* _Exercise goal_:
Note how many lines include the word "name", and give that number by itself.

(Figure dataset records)
━━━━━━━━

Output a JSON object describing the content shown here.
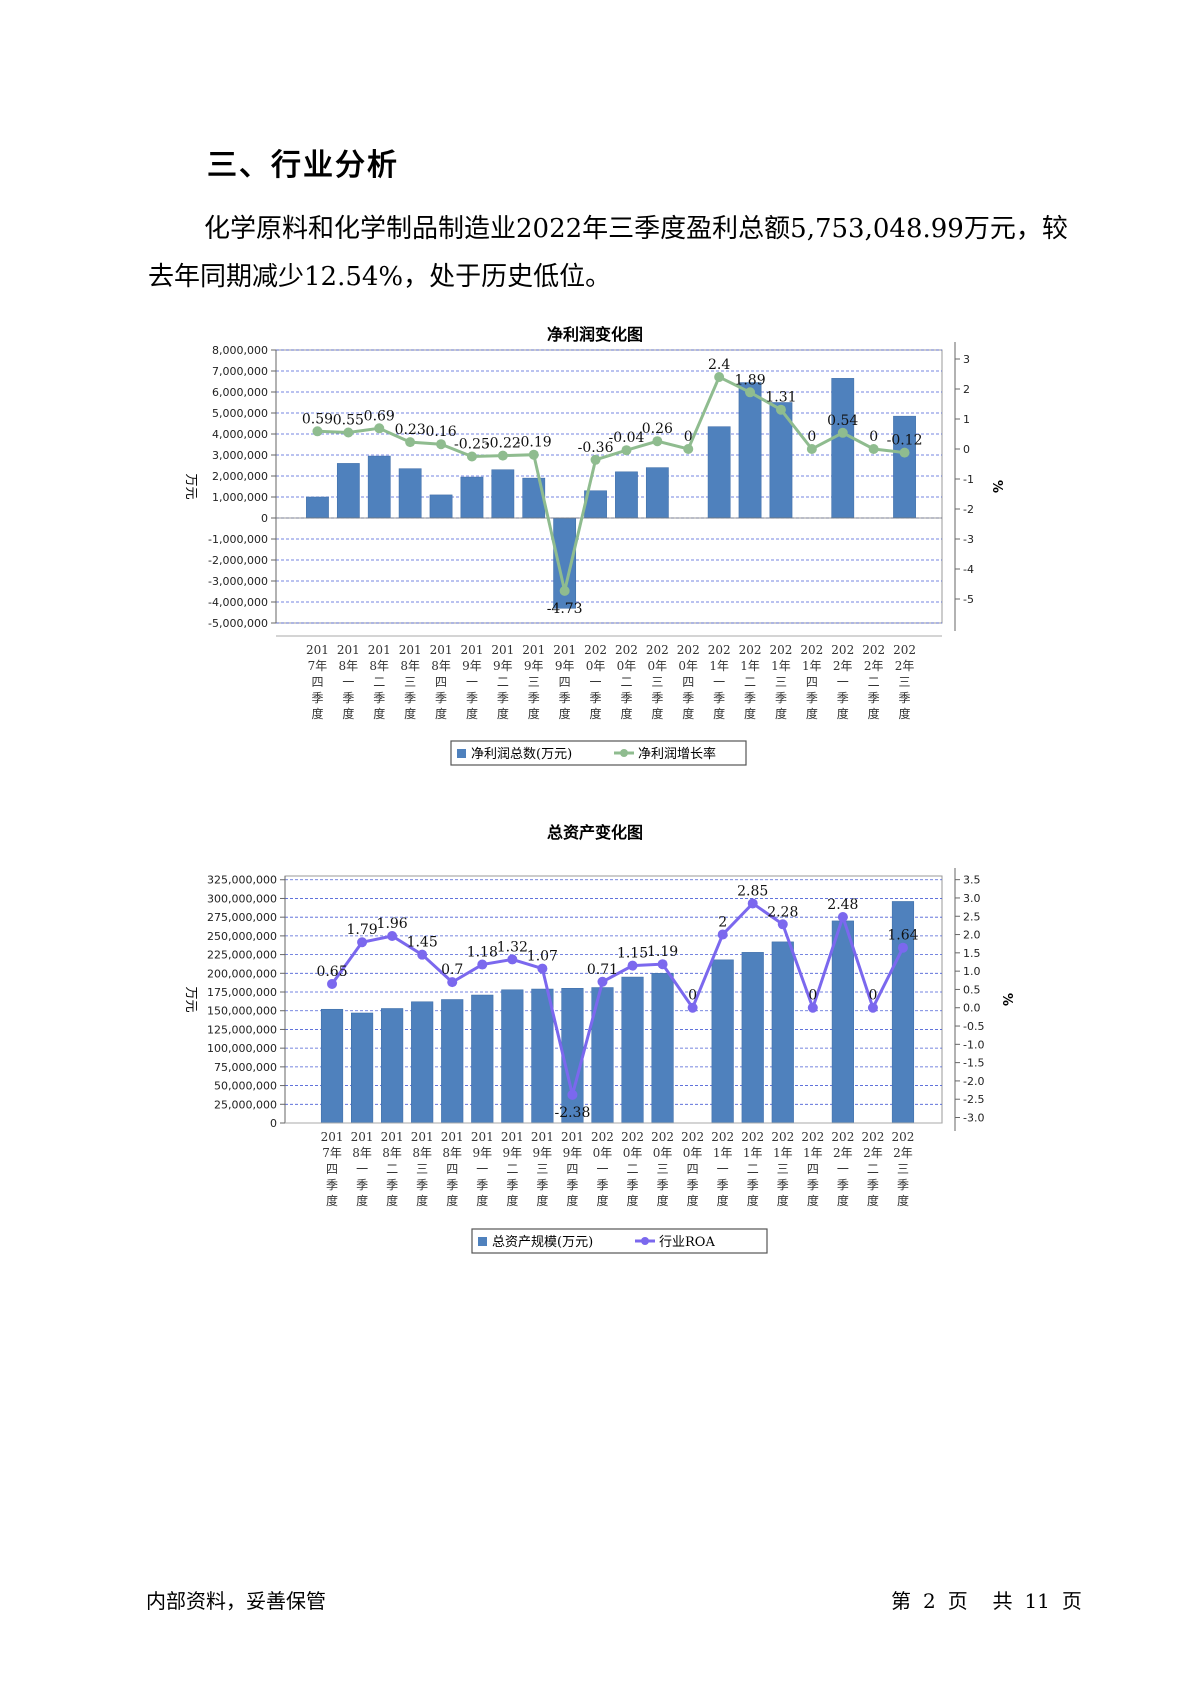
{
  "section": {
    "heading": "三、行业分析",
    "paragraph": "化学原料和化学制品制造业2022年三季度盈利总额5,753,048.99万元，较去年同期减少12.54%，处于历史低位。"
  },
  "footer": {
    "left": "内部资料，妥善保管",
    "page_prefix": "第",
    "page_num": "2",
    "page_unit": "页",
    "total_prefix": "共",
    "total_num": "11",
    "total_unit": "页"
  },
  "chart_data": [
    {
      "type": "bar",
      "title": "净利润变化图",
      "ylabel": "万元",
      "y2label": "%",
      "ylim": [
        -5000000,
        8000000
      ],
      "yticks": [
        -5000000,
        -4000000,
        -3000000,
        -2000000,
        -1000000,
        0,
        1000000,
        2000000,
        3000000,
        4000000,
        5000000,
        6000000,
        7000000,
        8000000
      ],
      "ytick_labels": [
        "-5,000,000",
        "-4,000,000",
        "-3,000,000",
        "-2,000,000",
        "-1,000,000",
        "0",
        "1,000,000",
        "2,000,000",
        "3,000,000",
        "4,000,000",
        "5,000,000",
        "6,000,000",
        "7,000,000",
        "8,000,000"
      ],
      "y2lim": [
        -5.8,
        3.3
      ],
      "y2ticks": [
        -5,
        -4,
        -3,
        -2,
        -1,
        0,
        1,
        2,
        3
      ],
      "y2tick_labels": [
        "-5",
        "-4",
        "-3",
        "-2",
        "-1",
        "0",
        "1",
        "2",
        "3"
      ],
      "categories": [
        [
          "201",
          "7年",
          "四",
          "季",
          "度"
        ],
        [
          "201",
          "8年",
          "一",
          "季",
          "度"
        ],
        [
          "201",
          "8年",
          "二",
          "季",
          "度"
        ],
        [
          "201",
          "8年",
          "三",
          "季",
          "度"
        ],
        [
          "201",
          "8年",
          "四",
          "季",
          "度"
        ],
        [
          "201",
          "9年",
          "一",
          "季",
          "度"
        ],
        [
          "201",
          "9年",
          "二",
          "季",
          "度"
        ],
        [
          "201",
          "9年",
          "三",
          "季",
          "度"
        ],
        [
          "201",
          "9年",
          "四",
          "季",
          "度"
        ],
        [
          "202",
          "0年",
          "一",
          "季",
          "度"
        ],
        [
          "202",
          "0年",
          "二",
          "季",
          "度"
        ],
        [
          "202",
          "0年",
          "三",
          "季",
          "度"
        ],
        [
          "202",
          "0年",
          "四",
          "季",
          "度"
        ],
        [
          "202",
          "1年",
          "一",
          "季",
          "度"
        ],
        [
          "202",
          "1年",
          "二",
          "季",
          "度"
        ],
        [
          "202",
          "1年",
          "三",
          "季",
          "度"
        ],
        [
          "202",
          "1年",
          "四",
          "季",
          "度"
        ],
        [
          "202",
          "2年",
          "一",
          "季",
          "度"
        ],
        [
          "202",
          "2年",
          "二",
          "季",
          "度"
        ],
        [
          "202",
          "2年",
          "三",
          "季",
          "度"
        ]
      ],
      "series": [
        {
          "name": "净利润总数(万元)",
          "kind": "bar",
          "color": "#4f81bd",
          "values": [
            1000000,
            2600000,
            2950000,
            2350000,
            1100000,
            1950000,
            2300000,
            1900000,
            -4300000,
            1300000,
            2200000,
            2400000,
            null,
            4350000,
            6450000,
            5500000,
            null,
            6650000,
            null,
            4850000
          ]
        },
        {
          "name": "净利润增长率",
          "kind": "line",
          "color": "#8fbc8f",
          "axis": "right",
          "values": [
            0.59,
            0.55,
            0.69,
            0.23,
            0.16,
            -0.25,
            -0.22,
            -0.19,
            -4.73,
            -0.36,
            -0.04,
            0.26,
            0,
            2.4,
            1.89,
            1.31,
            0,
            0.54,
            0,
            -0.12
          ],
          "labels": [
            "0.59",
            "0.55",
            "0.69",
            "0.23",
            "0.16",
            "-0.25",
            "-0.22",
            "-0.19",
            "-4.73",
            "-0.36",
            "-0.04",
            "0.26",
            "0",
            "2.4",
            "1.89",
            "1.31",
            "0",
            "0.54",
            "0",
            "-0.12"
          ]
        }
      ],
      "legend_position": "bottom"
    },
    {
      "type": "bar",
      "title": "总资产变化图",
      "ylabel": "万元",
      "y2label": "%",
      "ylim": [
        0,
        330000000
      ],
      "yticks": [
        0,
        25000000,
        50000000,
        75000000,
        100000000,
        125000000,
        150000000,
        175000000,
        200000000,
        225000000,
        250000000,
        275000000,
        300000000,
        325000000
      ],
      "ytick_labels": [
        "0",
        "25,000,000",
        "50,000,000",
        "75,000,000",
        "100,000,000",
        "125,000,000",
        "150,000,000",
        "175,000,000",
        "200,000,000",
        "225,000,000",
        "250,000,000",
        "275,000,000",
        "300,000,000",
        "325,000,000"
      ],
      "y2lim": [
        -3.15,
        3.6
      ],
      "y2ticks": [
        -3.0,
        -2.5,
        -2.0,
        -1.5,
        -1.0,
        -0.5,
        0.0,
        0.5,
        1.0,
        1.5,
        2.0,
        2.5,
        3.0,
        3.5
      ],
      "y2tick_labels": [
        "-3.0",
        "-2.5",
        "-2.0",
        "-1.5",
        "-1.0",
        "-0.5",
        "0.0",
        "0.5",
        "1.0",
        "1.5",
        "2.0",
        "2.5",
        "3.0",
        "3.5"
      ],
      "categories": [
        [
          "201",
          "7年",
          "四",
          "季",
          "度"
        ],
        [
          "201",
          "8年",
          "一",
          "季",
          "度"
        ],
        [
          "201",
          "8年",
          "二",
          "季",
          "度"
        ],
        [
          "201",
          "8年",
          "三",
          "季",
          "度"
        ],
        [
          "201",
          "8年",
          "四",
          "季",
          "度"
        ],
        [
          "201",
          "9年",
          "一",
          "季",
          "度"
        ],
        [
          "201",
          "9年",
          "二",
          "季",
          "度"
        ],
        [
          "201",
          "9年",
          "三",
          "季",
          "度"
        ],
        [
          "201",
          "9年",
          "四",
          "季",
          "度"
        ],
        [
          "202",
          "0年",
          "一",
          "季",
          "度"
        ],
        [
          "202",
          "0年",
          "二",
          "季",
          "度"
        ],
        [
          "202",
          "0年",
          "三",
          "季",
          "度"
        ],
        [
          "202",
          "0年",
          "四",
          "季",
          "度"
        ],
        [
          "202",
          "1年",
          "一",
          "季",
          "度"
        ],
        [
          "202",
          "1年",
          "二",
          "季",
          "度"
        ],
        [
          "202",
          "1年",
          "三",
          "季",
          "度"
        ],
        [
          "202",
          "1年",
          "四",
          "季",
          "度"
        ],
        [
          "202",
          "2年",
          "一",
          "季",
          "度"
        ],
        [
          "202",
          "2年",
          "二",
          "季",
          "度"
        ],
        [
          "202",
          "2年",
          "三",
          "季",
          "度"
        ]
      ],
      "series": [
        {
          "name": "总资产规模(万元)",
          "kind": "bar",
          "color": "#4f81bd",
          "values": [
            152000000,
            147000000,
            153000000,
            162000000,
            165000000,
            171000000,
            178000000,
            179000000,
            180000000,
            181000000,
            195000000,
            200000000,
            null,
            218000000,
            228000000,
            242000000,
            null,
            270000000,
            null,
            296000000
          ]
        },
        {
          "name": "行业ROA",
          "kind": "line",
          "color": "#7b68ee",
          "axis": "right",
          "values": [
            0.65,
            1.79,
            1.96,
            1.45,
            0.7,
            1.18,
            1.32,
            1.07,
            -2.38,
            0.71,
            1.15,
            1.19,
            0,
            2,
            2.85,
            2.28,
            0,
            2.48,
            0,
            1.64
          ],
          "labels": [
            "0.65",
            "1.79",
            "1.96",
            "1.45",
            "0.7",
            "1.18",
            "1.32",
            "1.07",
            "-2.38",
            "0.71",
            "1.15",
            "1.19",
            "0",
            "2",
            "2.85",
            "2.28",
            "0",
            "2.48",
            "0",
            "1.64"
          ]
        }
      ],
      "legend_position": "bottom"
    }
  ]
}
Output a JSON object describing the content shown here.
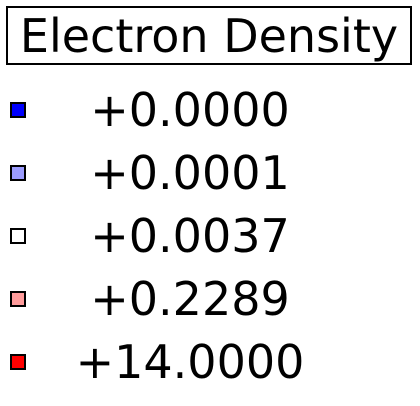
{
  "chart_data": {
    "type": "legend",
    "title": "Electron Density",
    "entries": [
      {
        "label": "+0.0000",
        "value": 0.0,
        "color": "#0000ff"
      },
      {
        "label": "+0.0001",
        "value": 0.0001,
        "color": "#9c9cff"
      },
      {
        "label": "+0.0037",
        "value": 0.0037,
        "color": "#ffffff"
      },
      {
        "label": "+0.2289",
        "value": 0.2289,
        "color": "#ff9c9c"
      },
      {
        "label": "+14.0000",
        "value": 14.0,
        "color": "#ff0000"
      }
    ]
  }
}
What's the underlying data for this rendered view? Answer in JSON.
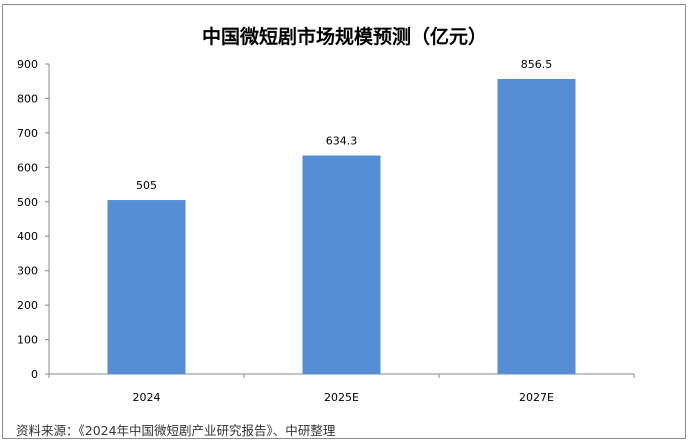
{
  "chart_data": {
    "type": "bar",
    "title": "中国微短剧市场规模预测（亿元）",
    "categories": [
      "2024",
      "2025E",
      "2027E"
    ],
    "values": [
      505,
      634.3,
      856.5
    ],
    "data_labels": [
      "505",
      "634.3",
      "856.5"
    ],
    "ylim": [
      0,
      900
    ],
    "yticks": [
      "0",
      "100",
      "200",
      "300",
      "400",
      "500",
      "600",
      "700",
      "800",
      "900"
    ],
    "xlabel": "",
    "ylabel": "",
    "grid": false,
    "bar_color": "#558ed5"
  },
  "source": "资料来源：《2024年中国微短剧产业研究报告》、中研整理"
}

━━━━━━━━

* _Task answer_:
4